**GIVEN RECORDS:**
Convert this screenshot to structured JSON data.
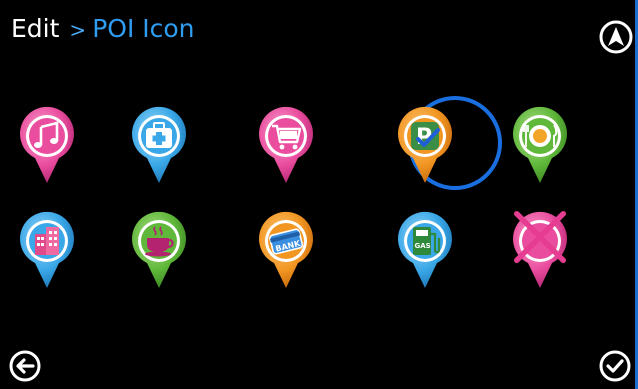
{
  "header": {
    "root": "Edit",
    "separator": ">",
    "current": "POI Icon"
  },
  "colors": {
    "background": "#000000",
    "accent_blue": "#2f9cf0",
    "selection_ring": "#1a6fe0",
    "pink": "#e8449a",
    "blue": "#3aa8e8",
    "orange": "#f29622",
    "green": "#5fb83a"
  },
  "icons": [
    {
      "name": "music-poi",
      "color": "pink",
      "glyph": "music-note-icon",
      "selected": false
    },
    {
      "name": "hospital-poi",
      "color": "blue",
      "glyph": "first-aid-kit-icon",
      "selected": false
    },
    {
      "name": "shopping-poi",
      "color": "pink",
      "glyph": "shopping-cart-icon",
      "selected": false
    },
    {
      "name": "parking-poi",
      "color": "orange",
      "glyph": "parking-checked-icon",
      "selected": true
    },
    {
      "name": "restaurant-poi",
      "color": "green",
      "glyph": "plate-cutlery-icon",
      "selected": false
    },
    {
      "name": "building-poi",
      "color": "blue",
      "glyph": "office-building-icon",
      "selected": false
    },
    {
      "name": "cafe-poi",
      "color": "green",
      "glyph": "coffee-cup-icon",
      "selected": false
    },
    {
      "name": "bank-poi",
      "color": "orange",
      "glyph": "bank-card-icon",
      "selected": false,
      "label": "BANK"
    },
    {
      "name": "gas-poi",
      "color": "blue",
      "glyph": "gas-pump-icon",
      "selected": false,
      "label": "GAS"
    },
    {
      "name": "no-icon-poi",
      "color": "pink",
      "glyph": "cross-out-icon",
      "selected": false
    }
  ],
  "buttons": {
    "navigate": "navigation-arrow-icon",
    "back": "back-arrow-icon",
    "confirm": "checkmark-icon"
  }
}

**OBJECTIVE:**
All of the material above needs to be restated exactly, with no pictures.

**TASK SOLUTION:**
Convert this screenshot to structured JSON data.
{
  "header": {
    "root": "Edit",
    "separator": ">",
    "current": "POI Icon"
  },
  "colors": {
    "background": "#000000",
    "accent_blue": "#2f9cf0",
    "selection_ring": "#1a6fe0",
    "pink": "#e8449a",
    "blue": "#3aa8e8",
    "orange": "#f29622",
    "green": "#5fb83a"
  },
  "icons": [
    {
      "name": "music-poi",
      "color": "pink",
      "glyph": "music-note-icon",
      "selected": false
    },
    {
      "name": "hospital-poi",
      "color": "blue",
      "glyph": "first-aid-kit-icon",
      "selected": false
    },
    {
      "name": "shopping-poi",
      "color": "pink",
      "glyph": "shopping-cart-icon",
      "selected": false
    },
    {
      "name": "parking-poi",
      "color": "orange",
      "glyph": "parking-checked-icon",
      "selected": true
    },
    {
      "name": "restaurant-poi",
      "color": "green",
      "glyph": "plate-cutlery-icon",
      "selected": false
    },
    {
      "name": "building-poi",
      "color": "blue",
      "glyph": "office-building-icon",
      "selected": false
    },
    {
      "name": "cafe-poi",
      "color": "green",
      "glyph": "coffee-cup-icon",
      "selected": false
    },
    {
      "name": "bank-poi",
      "color": "orange",
      "glyph": "bank-card-icon",
      "selected": false,
      "label": "BANK"
    },
    {
      "name": "gas-poi",
      "color": "blue",
      "glyph": "gas-pump-icon",
      "selected": false,
      "label": "GAS"
    },
    {
      "name": "no-icon-poi",
      "color": "pink",
      "glyph": "cross-out-icon",
      "selected": false
    }
  ],
  "buttons": {
    "navigate": "navigation-arrow-icon",
    "back": "back-arrow-icon",
    "confirm": "checkmark-icon"
  }
}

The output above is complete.